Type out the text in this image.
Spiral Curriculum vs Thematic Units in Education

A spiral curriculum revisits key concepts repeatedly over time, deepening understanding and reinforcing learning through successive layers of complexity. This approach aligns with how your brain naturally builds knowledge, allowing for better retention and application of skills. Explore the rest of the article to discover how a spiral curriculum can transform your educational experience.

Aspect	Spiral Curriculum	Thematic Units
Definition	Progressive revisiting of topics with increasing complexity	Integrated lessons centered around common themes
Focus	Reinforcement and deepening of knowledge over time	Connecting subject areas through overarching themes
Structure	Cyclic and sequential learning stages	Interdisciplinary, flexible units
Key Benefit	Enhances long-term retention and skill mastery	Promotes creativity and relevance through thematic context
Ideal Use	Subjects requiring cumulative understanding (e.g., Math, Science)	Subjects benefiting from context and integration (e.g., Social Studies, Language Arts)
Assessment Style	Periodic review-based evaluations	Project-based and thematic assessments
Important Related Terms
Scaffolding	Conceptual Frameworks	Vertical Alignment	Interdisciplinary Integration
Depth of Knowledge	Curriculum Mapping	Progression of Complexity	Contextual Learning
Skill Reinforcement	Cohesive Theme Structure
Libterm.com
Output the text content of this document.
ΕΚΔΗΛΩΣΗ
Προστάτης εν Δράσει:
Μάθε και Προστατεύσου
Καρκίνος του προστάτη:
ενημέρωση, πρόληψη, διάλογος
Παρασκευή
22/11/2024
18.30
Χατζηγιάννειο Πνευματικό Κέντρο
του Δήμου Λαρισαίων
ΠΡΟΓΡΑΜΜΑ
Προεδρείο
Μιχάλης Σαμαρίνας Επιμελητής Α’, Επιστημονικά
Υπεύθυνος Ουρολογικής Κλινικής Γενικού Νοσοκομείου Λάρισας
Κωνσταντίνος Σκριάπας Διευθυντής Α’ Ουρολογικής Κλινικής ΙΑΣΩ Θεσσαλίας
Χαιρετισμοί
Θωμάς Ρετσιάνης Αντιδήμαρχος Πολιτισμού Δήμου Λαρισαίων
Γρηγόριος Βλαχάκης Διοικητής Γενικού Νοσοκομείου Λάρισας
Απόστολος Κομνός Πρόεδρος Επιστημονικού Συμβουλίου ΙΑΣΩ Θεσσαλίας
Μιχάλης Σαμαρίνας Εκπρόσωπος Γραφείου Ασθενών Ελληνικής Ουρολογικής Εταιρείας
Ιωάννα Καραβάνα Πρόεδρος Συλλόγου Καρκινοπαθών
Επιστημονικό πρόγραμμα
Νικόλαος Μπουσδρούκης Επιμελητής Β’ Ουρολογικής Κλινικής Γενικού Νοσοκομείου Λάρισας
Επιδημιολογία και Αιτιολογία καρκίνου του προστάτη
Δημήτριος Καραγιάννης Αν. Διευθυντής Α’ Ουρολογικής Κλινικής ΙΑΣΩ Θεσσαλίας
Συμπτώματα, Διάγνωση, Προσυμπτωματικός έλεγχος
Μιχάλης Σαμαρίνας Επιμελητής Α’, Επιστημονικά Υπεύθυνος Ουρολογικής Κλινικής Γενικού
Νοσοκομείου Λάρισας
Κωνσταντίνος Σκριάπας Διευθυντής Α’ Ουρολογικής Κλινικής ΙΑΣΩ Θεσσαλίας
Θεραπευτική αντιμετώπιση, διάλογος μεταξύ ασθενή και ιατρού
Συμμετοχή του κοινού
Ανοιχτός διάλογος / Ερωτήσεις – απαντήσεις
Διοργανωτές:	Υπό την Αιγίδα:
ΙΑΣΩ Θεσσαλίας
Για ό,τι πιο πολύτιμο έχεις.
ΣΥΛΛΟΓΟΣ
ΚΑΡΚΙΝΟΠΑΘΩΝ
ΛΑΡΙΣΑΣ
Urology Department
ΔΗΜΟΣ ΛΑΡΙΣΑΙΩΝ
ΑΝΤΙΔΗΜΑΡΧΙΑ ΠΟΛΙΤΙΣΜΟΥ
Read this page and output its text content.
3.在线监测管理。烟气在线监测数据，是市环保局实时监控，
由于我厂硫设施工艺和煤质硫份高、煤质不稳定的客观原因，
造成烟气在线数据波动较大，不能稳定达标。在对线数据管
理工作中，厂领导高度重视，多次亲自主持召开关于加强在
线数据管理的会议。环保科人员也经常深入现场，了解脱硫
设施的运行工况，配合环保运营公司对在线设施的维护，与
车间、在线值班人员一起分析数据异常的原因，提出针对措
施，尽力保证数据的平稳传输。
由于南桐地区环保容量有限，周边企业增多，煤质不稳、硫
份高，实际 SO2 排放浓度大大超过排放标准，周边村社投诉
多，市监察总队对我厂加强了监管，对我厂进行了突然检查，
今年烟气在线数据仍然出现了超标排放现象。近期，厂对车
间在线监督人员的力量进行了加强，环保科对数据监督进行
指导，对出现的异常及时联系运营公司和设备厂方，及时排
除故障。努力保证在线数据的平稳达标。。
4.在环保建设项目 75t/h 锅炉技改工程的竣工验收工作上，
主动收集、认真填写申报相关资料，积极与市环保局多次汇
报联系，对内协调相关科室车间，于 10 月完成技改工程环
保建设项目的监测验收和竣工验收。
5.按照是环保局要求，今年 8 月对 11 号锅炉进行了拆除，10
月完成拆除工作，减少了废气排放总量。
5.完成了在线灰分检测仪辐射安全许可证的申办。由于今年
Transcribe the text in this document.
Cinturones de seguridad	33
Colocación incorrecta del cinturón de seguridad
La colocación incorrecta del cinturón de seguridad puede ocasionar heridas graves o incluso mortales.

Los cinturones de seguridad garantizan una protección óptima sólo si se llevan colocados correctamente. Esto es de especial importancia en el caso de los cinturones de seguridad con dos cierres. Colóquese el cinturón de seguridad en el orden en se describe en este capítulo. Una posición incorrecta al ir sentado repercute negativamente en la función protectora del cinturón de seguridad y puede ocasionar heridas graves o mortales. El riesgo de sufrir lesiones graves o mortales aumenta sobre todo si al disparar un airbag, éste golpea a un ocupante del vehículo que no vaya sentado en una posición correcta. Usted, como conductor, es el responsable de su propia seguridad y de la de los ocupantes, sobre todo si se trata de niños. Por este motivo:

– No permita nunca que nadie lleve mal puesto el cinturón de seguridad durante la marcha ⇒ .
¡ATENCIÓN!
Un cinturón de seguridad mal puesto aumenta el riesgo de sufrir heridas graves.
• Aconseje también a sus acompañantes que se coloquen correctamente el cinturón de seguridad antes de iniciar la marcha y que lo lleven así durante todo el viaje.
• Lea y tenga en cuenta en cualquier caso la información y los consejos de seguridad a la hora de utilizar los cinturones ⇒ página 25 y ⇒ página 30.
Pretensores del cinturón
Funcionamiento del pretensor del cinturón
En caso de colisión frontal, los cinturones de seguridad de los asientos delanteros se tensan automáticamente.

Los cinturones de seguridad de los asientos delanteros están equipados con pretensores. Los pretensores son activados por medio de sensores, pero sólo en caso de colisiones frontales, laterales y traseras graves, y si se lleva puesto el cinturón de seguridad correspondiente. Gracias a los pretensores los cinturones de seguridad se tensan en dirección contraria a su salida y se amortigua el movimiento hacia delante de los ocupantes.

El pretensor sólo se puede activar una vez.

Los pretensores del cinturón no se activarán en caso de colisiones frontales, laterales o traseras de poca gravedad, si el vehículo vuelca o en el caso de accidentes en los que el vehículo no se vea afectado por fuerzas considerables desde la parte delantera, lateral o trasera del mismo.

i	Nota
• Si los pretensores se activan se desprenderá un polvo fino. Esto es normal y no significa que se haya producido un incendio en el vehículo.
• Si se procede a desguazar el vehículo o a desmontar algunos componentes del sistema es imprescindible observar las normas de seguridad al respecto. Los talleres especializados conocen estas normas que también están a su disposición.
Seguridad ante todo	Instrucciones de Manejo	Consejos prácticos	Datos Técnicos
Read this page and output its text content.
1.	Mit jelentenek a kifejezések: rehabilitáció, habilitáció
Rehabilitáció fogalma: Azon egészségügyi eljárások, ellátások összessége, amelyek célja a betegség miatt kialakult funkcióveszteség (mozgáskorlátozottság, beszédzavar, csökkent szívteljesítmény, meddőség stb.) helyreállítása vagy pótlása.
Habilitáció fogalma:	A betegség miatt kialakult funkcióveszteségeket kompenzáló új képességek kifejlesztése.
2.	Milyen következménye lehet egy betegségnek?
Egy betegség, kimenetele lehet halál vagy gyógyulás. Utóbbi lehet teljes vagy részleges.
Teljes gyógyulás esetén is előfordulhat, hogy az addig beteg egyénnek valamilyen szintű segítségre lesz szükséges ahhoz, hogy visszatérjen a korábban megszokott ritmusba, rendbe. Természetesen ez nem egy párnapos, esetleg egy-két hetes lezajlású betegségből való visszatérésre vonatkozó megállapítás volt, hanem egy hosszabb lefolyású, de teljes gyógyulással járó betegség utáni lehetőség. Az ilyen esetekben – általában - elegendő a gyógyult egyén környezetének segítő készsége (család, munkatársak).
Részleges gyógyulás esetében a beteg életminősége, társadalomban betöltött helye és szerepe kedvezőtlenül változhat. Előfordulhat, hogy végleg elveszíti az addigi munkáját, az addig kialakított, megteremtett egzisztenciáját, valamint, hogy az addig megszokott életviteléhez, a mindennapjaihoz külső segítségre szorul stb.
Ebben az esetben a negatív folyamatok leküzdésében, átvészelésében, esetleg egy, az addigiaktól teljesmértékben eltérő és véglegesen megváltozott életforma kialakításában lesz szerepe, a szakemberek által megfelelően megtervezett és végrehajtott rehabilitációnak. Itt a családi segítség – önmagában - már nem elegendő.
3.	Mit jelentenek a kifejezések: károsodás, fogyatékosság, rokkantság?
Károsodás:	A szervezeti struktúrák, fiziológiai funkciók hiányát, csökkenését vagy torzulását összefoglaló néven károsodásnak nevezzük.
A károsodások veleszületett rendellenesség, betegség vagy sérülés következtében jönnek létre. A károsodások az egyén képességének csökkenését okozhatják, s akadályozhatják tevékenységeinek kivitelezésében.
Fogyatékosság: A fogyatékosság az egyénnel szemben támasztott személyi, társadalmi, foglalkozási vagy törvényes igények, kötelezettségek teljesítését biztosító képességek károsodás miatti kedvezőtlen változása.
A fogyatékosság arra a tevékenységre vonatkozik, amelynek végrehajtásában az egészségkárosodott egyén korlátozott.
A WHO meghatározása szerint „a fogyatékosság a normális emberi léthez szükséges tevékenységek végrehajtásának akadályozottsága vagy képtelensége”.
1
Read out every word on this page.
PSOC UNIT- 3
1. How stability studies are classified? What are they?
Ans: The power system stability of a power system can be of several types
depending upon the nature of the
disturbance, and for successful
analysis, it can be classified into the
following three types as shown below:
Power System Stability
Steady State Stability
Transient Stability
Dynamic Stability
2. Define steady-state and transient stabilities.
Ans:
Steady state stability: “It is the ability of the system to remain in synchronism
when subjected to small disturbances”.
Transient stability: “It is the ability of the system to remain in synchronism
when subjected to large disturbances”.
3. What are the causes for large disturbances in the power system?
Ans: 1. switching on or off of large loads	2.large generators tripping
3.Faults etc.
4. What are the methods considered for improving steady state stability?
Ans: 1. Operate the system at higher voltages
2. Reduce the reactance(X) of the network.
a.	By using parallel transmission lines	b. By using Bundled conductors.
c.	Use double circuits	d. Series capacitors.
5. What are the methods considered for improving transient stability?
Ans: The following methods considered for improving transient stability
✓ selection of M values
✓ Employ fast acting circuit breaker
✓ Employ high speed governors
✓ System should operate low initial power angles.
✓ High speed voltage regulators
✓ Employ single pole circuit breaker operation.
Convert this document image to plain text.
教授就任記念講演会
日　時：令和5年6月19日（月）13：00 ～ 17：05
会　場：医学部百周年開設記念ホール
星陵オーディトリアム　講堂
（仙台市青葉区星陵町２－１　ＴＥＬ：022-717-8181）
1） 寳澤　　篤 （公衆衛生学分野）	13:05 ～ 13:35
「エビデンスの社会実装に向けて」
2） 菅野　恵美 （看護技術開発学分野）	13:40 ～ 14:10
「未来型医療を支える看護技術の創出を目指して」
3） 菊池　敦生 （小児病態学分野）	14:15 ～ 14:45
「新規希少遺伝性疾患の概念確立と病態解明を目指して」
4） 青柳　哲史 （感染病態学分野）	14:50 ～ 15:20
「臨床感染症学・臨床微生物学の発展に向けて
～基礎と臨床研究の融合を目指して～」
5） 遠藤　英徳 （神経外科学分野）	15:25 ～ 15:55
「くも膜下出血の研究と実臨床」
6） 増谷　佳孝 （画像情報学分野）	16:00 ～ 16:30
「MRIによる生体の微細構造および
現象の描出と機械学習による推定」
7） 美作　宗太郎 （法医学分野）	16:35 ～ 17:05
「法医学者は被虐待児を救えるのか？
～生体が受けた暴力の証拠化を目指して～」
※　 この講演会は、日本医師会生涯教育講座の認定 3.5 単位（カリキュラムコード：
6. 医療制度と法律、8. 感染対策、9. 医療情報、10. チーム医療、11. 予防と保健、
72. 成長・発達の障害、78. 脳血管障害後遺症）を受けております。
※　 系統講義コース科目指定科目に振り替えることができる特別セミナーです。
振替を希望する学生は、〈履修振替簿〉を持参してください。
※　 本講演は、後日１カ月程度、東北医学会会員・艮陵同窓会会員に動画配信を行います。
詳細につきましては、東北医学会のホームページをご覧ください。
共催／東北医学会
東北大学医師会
=-=-=
* Direction *
Pick out the lines above that hold the string "Επιστημονικά" and show them.

* Exercise result *
Μιχάλης Σαμαρίνας Επιμελητής Α’, Επιστημονικά
Μιχάλης Σαμαρίνας Επιμελητής Α’, Επιστημονικά Υπεύθυνος Ουρολογικής Κλινικής Γενικού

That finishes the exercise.